▸ Work to complete
Exactly repeat the full listing that follows.

▸ Provided records
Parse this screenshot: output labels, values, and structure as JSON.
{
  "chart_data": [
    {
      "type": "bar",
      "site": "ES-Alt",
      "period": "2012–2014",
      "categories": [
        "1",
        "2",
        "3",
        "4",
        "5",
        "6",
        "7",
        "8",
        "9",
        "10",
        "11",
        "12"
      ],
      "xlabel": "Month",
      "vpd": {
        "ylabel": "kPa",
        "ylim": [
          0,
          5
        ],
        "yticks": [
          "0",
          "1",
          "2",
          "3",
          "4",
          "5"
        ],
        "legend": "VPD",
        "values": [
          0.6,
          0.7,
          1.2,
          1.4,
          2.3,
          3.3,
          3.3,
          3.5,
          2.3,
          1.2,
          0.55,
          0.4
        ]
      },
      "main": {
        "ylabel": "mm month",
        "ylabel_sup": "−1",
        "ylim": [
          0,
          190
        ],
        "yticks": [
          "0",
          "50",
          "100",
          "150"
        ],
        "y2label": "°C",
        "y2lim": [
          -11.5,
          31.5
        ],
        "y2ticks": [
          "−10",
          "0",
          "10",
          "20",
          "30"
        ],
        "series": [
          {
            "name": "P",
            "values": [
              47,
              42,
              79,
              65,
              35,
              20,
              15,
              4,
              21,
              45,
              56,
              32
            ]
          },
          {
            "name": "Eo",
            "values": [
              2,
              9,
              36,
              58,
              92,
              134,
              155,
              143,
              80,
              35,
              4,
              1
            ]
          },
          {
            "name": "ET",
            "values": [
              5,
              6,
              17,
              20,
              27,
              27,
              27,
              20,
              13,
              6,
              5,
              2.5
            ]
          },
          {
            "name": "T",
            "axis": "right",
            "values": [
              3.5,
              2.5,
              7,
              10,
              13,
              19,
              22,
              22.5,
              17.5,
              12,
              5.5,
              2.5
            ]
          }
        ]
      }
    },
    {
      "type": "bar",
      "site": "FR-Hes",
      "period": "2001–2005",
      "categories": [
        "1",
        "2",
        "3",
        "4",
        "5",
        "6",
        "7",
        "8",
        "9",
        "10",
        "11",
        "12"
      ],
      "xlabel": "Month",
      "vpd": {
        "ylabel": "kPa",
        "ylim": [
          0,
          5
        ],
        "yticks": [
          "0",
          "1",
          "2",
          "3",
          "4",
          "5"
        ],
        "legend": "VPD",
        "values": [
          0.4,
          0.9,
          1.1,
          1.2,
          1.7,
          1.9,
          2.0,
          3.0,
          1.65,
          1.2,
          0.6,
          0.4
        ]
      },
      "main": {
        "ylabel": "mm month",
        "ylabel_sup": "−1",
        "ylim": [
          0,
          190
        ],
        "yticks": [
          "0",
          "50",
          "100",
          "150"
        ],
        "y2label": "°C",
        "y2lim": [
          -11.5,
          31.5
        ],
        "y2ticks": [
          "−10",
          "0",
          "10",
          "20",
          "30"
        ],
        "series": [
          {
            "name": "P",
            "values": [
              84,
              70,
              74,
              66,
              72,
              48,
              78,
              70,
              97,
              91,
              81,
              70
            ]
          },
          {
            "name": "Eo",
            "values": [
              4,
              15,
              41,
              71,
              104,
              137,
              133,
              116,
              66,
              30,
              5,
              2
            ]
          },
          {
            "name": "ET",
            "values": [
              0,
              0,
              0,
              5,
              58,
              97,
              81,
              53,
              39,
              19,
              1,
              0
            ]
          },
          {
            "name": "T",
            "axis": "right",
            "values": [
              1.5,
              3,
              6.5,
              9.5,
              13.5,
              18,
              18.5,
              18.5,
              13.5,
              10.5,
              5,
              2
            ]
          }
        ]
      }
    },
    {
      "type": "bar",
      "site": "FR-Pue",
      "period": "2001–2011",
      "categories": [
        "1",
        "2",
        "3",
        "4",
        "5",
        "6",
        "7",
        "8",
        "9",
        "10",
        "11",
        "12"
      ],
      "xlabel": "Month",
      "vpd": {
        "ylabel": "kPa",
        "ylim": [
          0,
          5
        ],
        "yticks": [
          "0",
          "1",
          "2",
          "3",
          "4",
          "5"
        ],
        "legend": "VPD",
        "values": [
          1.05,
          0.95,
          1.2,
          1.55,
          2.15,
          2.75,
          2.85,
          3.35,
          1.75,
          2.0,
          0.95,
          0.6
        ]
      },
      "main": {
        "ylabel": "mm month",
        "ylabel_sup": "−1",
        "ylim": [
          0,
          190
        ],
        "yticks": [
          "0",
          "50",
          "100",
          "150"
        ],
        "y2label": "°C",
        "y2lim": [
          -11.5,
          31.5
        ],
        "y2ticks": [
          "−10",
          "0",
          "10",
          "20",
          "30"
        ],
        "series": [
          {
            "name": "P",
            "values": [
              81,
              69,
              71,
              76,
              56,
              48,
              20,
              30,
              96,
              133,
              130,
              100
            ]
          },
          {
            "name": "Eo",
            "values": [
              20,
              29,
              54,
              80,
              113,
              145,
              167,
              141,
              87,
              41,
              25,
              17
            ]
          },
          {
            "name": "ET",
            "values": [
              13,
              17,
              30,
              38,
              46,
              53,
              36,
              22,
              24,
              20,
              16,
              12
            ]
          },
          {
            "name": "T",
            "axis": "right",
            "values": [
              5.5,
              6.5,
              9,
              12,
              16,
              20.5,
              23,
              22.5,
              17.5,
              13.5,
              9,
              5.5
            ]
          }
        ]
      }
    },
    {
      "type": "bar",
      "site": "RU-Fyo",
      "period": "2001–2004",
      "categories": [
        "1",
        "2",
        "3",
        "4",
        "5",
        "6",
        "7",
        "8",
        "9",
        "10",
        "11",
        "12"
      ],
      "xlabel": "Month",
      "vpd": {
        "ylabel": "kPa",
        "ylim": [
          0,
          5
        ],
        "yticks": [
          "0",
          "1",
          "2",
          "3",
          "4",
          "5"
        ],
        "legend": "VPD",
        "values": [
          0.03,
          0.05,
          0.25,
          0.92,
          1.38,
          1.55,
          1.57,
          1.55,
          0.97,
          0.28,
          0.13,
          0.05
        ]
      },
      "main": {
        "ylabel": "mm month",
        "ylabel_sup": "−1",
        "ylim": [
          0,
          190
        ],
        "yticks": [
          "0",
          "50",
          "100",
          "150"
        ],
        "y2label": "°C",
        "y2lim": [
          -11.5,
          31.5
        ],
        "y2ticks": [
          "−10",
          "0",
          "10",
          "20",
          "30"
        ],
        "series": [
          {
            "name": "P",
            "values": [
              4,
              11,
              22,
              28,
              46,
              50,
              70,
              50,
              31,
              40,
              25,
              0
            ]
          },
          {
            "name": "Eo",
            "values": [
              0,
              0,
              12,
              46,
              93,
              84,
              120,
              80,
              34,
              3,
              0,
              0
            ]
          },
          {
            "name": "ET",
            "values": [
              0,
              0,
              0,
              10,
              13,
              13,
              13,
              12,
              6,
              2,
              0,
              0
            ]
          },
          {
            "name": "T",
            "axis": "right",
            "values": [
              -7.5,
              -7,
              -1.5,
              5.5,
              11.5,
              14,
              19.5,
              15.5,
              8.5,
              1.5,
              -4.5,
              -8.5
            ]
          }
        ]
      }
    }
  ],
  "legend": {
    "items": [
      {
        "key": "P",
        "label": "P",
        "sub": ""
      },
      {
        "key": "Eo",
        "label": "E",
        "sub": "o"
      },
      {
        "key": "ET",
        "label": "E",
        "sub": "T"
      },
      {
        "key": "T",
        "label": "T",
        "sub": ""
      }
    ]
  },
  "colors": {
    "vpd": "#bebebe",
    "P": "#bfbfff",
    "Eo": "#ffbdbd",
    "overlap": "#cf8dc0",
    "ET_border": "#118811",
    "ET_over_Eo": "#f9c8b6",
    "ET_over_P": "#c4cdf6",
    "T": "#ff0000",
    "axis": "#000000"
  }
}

▸ The solution
Parse this screenshot: output labels, values, and structure as JSON.
{
  "chart_data": [
    {
      "type": "bar",
      "site": "ES-Alt",
      "period": "2012–2014",
      "categories": [
        "1",
        "2",
        "3",
        "4",
        "5",
        "6",
        "7",
        "8",
        "9",
        "10",
        "11",
        "12"
      ],
      "xlabel": "Month",
      "vpd": {
        "ylabel": "kPa",
        "ylim": [
          0,
          5
        ],
        "yticks": [
          "0",
          "1",
          "2",
          "3",
          "4",
          "5"
        ],
        "legend": "VPD",
        "values": [
          0.6,
          0.7,
          1.2,
          1.4,
          2.3,
          3.3,
          3.3,
          3.5,
          2.3,
          1.2,
          0.55,
          0.4
        ]
      },
      "main": {
        "ylabel": "mm month",
        "ylabel_sup": "−1",
        "ylim": [
          0,
          190
        ],
        "yticks": [
          "0",
          "50",
          "100",
          "150"
        ],
        "y2label": "°C",
        "y2lim": [
          -11.5,
          31.5
        ],
        "y2ticks": [
          "−10",
          "0",
          "10",
          "20",
          "30"
        ],
        "series": [
          {
            "name": "P",
            "values": [
              47,
              42,
              79,
              65,
              35,
              20,
              15,
              4,
              21,
              45,
              56,
              32
            ]
          },
          {
            "name": "Eo",
            "values": [
              2,
              9,
              36,
              58,
              92,
              134,
              155,
              143,
              80,
              35,
              4,
              1
            ]
          },
          {
            "name": "ET",
            "values": [
              5,
              6,
              17,
              20,
              27,
              27,
              27,
              20,
              13,
              6,
              5,
              2.5
            ]
          },
          {
            "name": "T",
            "axis": "right",
            "values": [
              3.5,
              2.5,
              7,
              10,
              13,
              19,
              22,
              22.5,
              17.5,
              12,
              5.5,
              2.5
            ]
          }
        ]
      }
    },
    {
      "type": "bar",
      "site": "FR-Hes",
      "period": "2001–2005",
      "categories": [
        "1",
        "2",
        "3",
        "4",
        "5",
        "6",
        "7",
        "8",
        "9",
        "10",
        "11",
        "12"
      ],
      "xlabel": "Month",
      "vpd": {
        "ylabel": "kPa",
        "ylim": [
          0,
          5
        ],
        "yticks": [
          "0",
          "1",
          "2",
          "3",
          "4",
          "5"
        ],
        "legend": "VPD",
        "values": [
          0.4,
          0.9,
          1.1,
          1.2,
          1.7,
          1.9,
          2.0,
          3.0,
          1.65,
          1.2,
          0.6,
          0.4
        ]
      },
      "main": {
        "ylabel": "mm month",
        "ylabel_sup": "−1",
        "ylim": [
          0,
          190
        ],
        "yticks": [
          "0",
          "50",
          "100",
          "150"
        ],
        "y2label": "°C",
        "y2lim": [
          -11.5,
          31.5
        ],
        "y2ticks": [
          "−10",
          "0",
          "10",
          "20",
          "30"
        ],
        "series": [
          {
            "name": "P",
            "values": [
              84,
              70,
              74,
              66,
              72,
              48,
              78,
              70,
              97,
              91,
              81,
              70
            ]
          },
          {
            "name": "Eo",
            "values": [
              4,
              15,
              41,
              71,
              104,
              137,
              133,
              116,
              66,
              30,
              5,
              2
            ]
          },
          {
            "name": "ET",
            "values": [
              0,
              0,
              0,
              5,
              58,
              97,
              81,
              53,
              39,
              19,
              1,
              0
            ]
          },
          {
            "name": "T",
            "axis": "right",
            "values": [
              1.5,
              3,
              6.5,
              9.5,
              13.5,
              18,
              18.5,
              18.5,
              13.5,
              10.5,
              5,
              2
            ]
          }
        ]
      }
    },
    {
      "type": "bar",
      "site": "FR-Pue",
      "period": "2001–2011",
      "categories": [
        "1",
        "2",
        "3",
        "4",
        "5",
        "6",
        "7",
        "8",
        "9",
        "10",
        "11",
        "12"
      ],
      "xlabel": "Month",
      "vpd": {
        "ylabel": "kPa",
        "ylim": [
          0,
          5
        ],
        "yticks": [
          "0",
          "1",
          "2",
          "3",
          "4",
          "5"
        ],
        "legend": "VPD",
        "values": [
          1.05,
          0.95,
          1.2,
          1.55,
          2.15,
          2.75,
          2.85,
          3.35,
          1.75,
          2.0,
          0.95,
          0.6
        ]
      },
      "main": {
        "ylabel": "mm month",
        "ylabel_sup": "−1",
        "ylim": [
          0,
          190
        ],
        "yticks": [
          "0",
          "50",
          "100",
          "150"
        ],
        "y2label": "°C",
        "y2lim": [
          -11.5,
          31.5
        ],
        "y2ticks": [
          "−10",
          "0",
          "10",
          "20",
          "30"
        ],
        "series": [
          {
            "name": "P",
            "values": [
              81,
              69,
              71,
              76,
              56,
              48,
              20,
              30,
              96,
              133,
              130,
              100
            ]
          },
          {
            "name": "Eo",
            "values": [
              20,
              29,
              54,
              80,
              113,
              145,
              167,
              141,
              87,
              41,
              25,
              17
            ]
          },
          {
            "name": "ET",
            "values": [
              13,
              17,
              30,
              38,
              46,
              53,
              36,
              22,
              24,
              20,
              16,
              12
            ]
          },
          {
            "name": "T",
            "axis": "right",
            "values": [
              5.5,
              6.5,
              9,
              12,
              16,
              20.5,
              23,
              22.5,
              17.5,
              13.5,
              9,
              5.5
            ]
          }
        ]
      }
    },
    {
      "type": "bar",
      "site": "RU-Fyo",
      "period": "2001–2004",
      "categories": [
        "1",
        "2",
        "3",
        "4",
        "5",
        "6",
        "7",
        "8",
        "9",
        "10",
        "11",
        "12"
      ],
      "xlabel": "Month",
      "vpd": {
        "ylabel": "kPa",
        "ylim": [
          0,
          5
        ],
        "yticks": [
          "0",
          "1",
          "2",
          "3",
          "4",
          "5"
        ],
        "legend": "VPD",
        "values": [
          0.03,
          0.05,
          0.25,
          0.92,
          1.38,
          1.55,
          1.57,
          1.55,
          0.97,
          0.28,
          0.13,
          0.05
        ]
      },
      "main": {
        "ylabel": "mm month",
        "ylabel_sup": "−1",
        "ylim": [
          0,
          190
        ],
        "yticks": [
          "0",
          "50",
          "100",
          "150"
        ],
        "y2label": "°C",
        "y2lim": [
          -11.5,
          31.5
        ],
        "y2ticks": [
          "−10",
          "0",
          "10",
          "20",
          "30"
        ],
        "series": [
          {
            "name": "P",
            "values": [
              4,
              11,
              22,
              28,
              46,
              50,
              70,
              50,
              31,
              40,
              25,
              0
            ]
          },
          {
            "name": "Eo",
            "values": [
              0,
              0,
              12,
              46,
              93,
              84,
              120,
              80,
              34,
              3,
              0,
              0
            ]
          },
          {
            "name": "ET",
            "values": [
              0,
              0,
              0,
              10,
              13,
              13,
              13,
              12,
              6,
              2,
              0,
              0
            ]
          },
          {
            "name": "T",
            "axis": "right",
            "values": [
              -7.5,
              -7,
              -1.5,
              5.5,
              11.5,
              14,
              19.5,
              15.5,
              8.5,
              1.5,
              -4.5,
              -8.5
            ]
          }
        ]
      }
    }
  ],
  "legend": {
    "items": [
      {
        "key": "P",
        "label": "P",
        "sub": ""
      },
      {
        "key": "Eo",
        "label": "E",
        "sub": "o"
      },
      {
        "key": "ET",
        "label": "E",
        "sub": "T"
      },
      {
        "key": "T",
        "label": "T",
        "sub": ""
      }
    ]
  },
  "colors": {
    "vpd": "#bebebe",
    "P": "#bfbfff",
    "Eo": "#ffbdbd",
    "overlap": "#cf8dc0",
    "ET_border": "#118811",
    "ET_over_Eo": "#f9c8b6",
    "ET_over_P": "#c4cdf6",
    "T": "#ff0000",
    "axis": "#000000"
  }
}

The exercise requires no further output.